-- Start Information given --

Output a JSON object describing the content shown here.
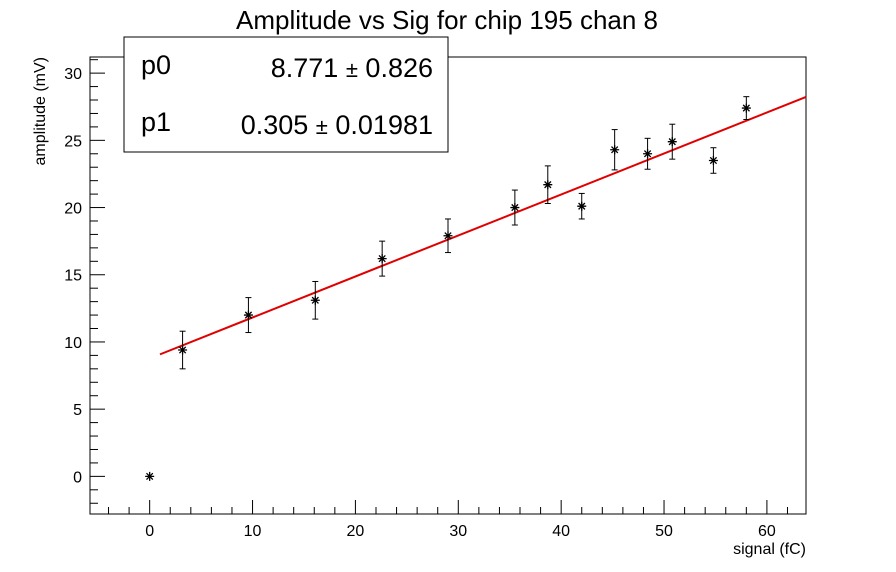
{
  "chart_data": {
    "type": "scatter",
    "title": "Amplitude vs Sig for chip 195 chan 8",
    "xlabel": "signal (fC)",
    "ylabel": "amplitude (mV)",
    "xlim": [
      -5.8,
      63.8
    ],
    "ylim": [
      -2.8,
      31.2
    ],
    "x_ticks": [
      0,
      10,
      20,
      30,
      40,
      50,
      60
    ],
    "y_ticks": [
      0,
      5,
      10,
      15,
      20,
      25,
      30
    ],
    "grid": false,
    "series": [
      {
        "marker": "asterisk",
        "color": "#000000",
        "points": [
          {
            "x": 0.0,
            "y": 0.0,
            "err": 0.0
          },
          {
            "x": 3.2,
            "y": 9.4,
            "err": 1.4
          },
          {
            "x": 9.6,
            "y": 12.0,
            "err": 1.3
          },
          {
            "x": 16.1,
            "y": 13.1,
            "err": 1.4
          },
          {
            "x": 22.6,
            "y": 16.2,
            "err": 1.3
          },
          {
            "x": 29.0,
            "y": 17.9,
            "err": 1.25
          },
          {
            "x": 35.5,
            "y": 20.0,
            "err": 1.3
          },
          {
            "x": 38.7,
            "y": 21.7,
            "err": 1.4
          },
          {
            "x": 42.0,
            "y": 20.1,
            "err": 0.95
          },
          {
            "x": 45.2,
            "y": 24.3,
            "err": 1.5
          },
          {
            "x": 48.4,
            "y": 24.0,
            "err": 1.15
          },
          {
            "x": 50.8,
            "y": 24.9,
            "err": 1.3
          },
          {
            "x": 54.8,
            "y": 23.5,
            "err": 0.95
          },
          {
            "x": 58.0,
            "y": 27.4,
            "err": 0.85
          }
        ]
      }
    ],
    "fit": {
      "type": "linear",
      "color": "#e00000",
      "x_range": [
        1.0,
        63.8
      ],
      "p0": 8.771,
      "p1": 0.305
    },
    "stats_box": {
      "placement": "top-left",
      "rows": [
        {
          "name": "p0",
          "value": "8.771",
          "error": "0.826"
        },
        {
          "name": "p1",
          "value": "0.305",
          "error": "0.01981"
        }
      ],
      "pm_symbol": "±"
    }
  }
}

-- End Information given --

§ Written task
Strip out the pictures and quote the remaining data word for word.

§ Correct answer
Output a JSON object describing the content shown here.
{
  "chart_data": {
    "type": "scatter",
    "title": "Amplitude vs Sig for chip 195 chan 8",
    "xlabel": "signal (fC)",
    "ylabel": "amplitude (mV)",
    "xlim": [
      -5.8,
      63.8
    ],
    "ylim": [
      -2.8,
      31.2
    ],
    "x_ticks": [
      0,
      10,
      20,
      30,
      40,
      50,
      60
    ],
    "y_ticks": [
      0,
      5,
      10,
      15,
      20,
      25,
      30
    ],
    "grid": false,
    "series": [
      {
        "marker": "asterisk",
        "color": "#000000",
        "points": [
          {
            "x": 0.0,
            "y": 0.0,
            "err": 0.0
          },
          {
            "x": 3.2,
            "y": 9.4,
            "err": 1.4
          },
          {
            "x": 9.6,
            "y": 12.0,
            "err": 1.3
          },
          {
            "x": 16.1,
            "y": 13.1,
            "err": 1.4
          },
          {
            "x": 22.6,
            "y": 16.2,
            "err": 1.3
          },
          {
            "x": 29.0,
            "y": 17.9,
            "err": 1.25
          },
          {
            "x": 35.5,
            "y": 20.0,
            "err": 1.3
          },
          {
            "x": 38.7,
            "y": 21.7,
            "err": 1.4
          },
          {
            "x": 42.0,
            "y": 20.1,
            "err": 0.95
          },
          {
            "x": 45.2,
            "y": 24.3,
            "err": 1.5
          },
          {
            "x": 48.4,
            "y": 24.0,
            "err": 1.15
          },
          {
            "x": 50.8,
            "y": 24.9,
            "err": 1.3
          },
          {
            "x": 54.8,
            "y": 23.5,
            "err": 0.95
          },
          {
            "x": 58.0,
            "y": 27.4,
            "err": 0.85
          }
        ]
      }
    ],
    "fit": {
      "type": "linear",
      "color": "#e00000",
      "x_range": [
        1.0,
        63.8
      ],
      "p0": 8.771,
      "p1": 0.305
    },
    "stats_box": {
      "placement": "top-left",
      "rows": [
        {
          "name": "p0",
          "value": "8.771",
          "error": "0.826"
        },
        {
          "name": "p1",
          "value": "0.305",
          "error": "0.01981"
        }
      ],
      "pm_symbol": "±"
    }
  }
}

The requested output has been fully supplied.